_SHORT TASK:_ Transcribe the records below exactly as they appear.

_MATERIALS PROVIDED:_
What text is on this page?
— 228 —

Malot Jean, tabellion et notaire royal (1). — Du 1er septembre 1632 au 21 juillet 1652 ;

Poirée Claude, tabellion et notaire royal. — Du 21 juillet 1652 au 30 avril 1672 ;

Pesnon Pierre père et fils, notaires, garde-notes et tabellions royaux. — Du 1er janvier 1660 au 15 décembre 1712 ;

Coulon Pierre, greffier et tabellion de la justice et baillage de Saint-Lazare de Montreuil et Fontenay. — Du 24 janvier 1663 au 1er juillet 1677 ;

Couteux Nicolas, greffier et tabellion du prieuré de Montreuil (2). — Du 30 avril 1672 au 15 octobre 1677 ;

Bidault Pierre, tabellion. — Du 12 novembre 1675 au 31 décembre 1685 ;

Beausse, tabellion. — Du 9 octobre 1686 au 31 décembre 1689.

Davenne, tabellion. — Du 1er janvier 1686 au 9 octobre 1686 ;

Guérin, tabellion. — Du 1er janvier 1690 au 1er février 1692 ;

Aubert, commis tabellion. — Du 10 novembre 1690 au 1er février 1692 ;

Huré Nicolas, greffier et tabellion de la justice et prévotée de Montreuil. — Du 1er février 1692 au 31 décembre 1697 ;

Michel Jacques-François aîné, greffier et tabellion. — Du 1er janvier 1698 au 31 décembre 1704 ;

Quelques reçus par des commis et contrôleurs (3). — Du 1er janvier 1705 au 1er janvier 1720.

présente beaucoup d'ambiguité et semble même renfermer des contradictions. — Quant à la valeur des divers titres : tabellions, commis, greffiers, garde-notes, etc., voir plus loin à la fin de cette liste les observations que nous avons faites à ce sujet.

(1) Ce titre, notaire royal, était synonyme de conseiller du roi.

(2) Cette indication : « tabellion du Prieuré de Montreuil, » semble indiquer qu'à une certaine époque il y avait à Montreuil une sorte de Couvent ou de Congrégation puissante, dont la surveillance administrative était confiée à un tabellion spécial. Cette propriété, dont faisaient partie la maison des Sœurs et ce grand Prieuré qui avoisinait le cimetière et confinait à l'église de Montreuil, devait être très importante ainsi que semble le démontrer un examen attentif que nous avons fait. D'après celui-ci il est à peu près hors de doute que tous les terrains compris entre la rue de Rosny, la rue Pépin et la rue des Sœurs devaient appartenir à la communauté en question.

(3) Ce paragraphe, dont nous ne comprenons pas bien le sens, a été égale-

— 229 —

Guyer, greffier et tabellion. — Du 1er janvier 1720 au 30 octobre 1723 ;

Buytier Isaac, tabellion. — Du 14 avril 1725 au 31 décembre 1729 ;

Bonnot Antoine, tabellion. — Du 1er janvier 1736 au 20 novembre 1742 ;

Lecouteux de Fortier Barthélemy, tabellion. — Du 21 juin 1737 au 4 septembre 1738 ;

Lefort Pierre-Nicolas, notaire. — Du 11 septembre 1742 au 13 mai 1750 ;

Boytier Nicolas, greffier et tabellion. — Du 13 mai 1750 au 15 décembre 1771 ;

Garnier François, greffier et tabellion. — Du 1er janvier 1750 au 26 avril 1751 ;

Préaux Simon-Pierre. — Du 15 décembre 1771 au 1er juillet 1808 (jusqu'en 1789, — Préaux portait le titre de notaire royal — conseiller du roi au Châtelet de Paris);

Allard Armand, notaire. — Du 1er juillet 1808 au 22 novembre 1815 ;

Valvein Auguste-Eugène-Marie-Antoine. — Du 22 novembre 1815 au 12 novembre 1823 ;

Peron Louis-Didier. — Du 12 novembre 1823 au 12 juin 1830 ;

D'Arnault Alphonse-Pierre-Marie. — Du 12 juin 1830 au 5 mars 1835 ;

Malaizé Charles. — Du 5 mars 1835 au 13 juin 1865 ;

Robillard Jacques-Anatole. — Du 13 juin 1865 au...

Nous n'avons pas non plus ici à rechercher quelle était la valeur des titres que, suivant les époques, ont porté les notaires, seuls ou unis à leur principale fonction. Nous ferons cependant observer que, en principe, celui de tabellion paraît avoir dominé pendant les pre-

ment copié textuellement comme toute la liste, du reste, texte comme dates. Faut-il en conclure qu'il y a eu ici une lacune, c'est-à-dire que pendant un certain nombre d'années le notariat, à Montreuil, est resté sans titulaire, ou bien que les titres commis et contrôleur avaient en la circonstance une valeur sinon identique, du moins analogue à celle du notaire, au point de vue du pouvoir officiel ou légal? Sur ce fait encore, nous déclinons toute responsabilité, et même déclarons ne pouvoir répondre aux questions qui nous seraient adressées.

_RESPONSE:_
What text is on this page?
— 228 —

Malot Jean, tabellion et notaire royal (1). — Du 1er septembre 1632 au 21 juillet 1652 ;

Poirée Claude, tabellion et notaire royal. — Du 21 juillet 1652 au 30 avril 1672 ;

Pesnon Pierre père et fils, notaires, garde-notes et tabellions royaux. — Du 1er janvier 1660 au 15 décembre 1712 ;

Coulon Pierre, greffier et tabellion de la justice et baillage de Saint-Lazare de Montreuil et Fontenay. — Du 24 janvier 1663 au 1er juillet 1677 ;

Couteux Nicolas, greffier et tabellion du prieuré de Montreuil (2). — Du 30 avril 1672 au 15 octobre 1677 ;

Bidault Pierre, tabellion. — Du 12 novembre 1675 au 31 décembre 1685 ;

Beausse, tabellion. — Du 9 octobre 1686 au 31 décembre 1689.

Davenne, tabellion. — Du 1er janvier 1686 au 9 octobre 1686 ;

Guérin, tabellion. — Du 1er janvier 1690 au 1er février 1692 ;

Aubert, commis tabellion. — Du 10 novembre 1690 au 1er février 1692 ;

Huré Nicolas, greffier et tabellion de la justice et prévotée de Montreuil. — Du 1er février 1692 au 31 décembre 1697 ;

Michel Jacques-François aîné, greffier et tabellion. — Du 1er janvier 1698 au 31 décembre 1704 ;

Quelques reçus par des commis et contrôleurs (3). — Du 1er janvier 1705 au 1er janvier 1720.

présente beaucoup d'ambiguité et semble même renfermer des contradictions. — Quant à la valeur des divers titres : tabellions, commis, greffiers, garde-notes, etc., voir plus loin à la fin de cette liste les observations que nous avons faites à ce sujet.

(1) Ce titre, notaire royal, était synonyme de conseiller du roi.

(2) Cette indication : « tabellion du Prieuré de Montreuil, » semble indiquer qu'à une certaine époque il y avait à Montreuil une sorte de Couvent ou de Congrégation puissante, dont la surveillance administrative était confiée à un tabellion spécial. Cette propriété, dont faisaient partie la maison des Sœurs et ce grand Prieuré qui avoisinait le cimetière et confinait à l'église de Montreuil, devait être très importante ainsi que semble le démontrer un examen attentif que nous avons fait. D'après celui-ci il est à peu près hors de doute que tous les terrains compris entre la rue de Rosny, la rue Pépin et la rue des Sœurs devaient appartenir à la communauté en question.

(3) Ce paragraphe, dont nous ne comprenons pas bien le sens, a été égale-

— 229 —

Guyer, greffier et tabellion. — Du 1er janvier 1720 au 30 octobre 1723 ;

Buytier Isaac, tabellion. — Du 14 avril 1725 au 31 décembre 1729 ;

Bonnot Antoine, tabellion. — Du 1er janvier 1736 au 20 novembre 1742 ;

Lecouteux de Fortier Barthélemy, tabellion. — Du 21 juin 1737 au 4 septembre 1738 ;

Lefort Pierre-Nicolas, notaire. — Du 11 septembre 1742 au 13 mai 1750 ;

Boytier Nicolas, greffier et tabellion. — Du 13 mai 1750 au 15 décembre 1771 ;

Garnier François, greffier et tabellion. — Du 1er janvier 1750 au 26 avril 1751 ;

Préaux Simon-Pierre. — Du 15 décembre 1771 au 1er juillet 1808 (jusqu'en 1789, — Préaux portait le titre de notaire royal — conseiller du roi au Châtelet de Paris);

Allard Armand, notaire. — Du 1er juillet 1808 au 22 novembre 1815 ;

Valvein Auguste-Eugène-Marie-Antoine. — Du 22 novembre 1815 au 12 novembre 1823 ;

Peron Louis-Didier. — Du 12 novembre 1823 au 12 juin 1830 ;

D'Arnault Alphonse-Pierre-Marie. — Du 12 juin 1830 au 5 mars 1835 ;

Malaizé Charles. — Du 5 mars 1835 au 13 juin 1865 ;

Robillard Jacques-Anatole. — Du 13 juin 1865 au...

Nous n'avons pas non plus ici à rechercher quelle était la valeur des titres que, suivant les époques, ont porté les notaires, seuls ou unis à leur principale fonction. Nous ferons cependant observer que, en principe, celui de tabellion paraît avoir dominé pendant les pre-

ment copié textuellement comme toute la liste, du reste, texte comme dates. Faut-il en conclure qu'il y a eu ici une lacune, c'est-à-dire que pendant un certain nombre d'années le notariat, à Montreuil, est resté sans titulaire, ou bien que les titres commis et contrôleur avaient en la circonstance une valeur sinon identique, du moins analogue à celle du notaire, au point de vue du pouvoir officiel ou légal? Sur ce fait encore, nous déclinons toute responsabilité, et même déclarons ne pouvoir répondre aux questions qui nous seraient adressées.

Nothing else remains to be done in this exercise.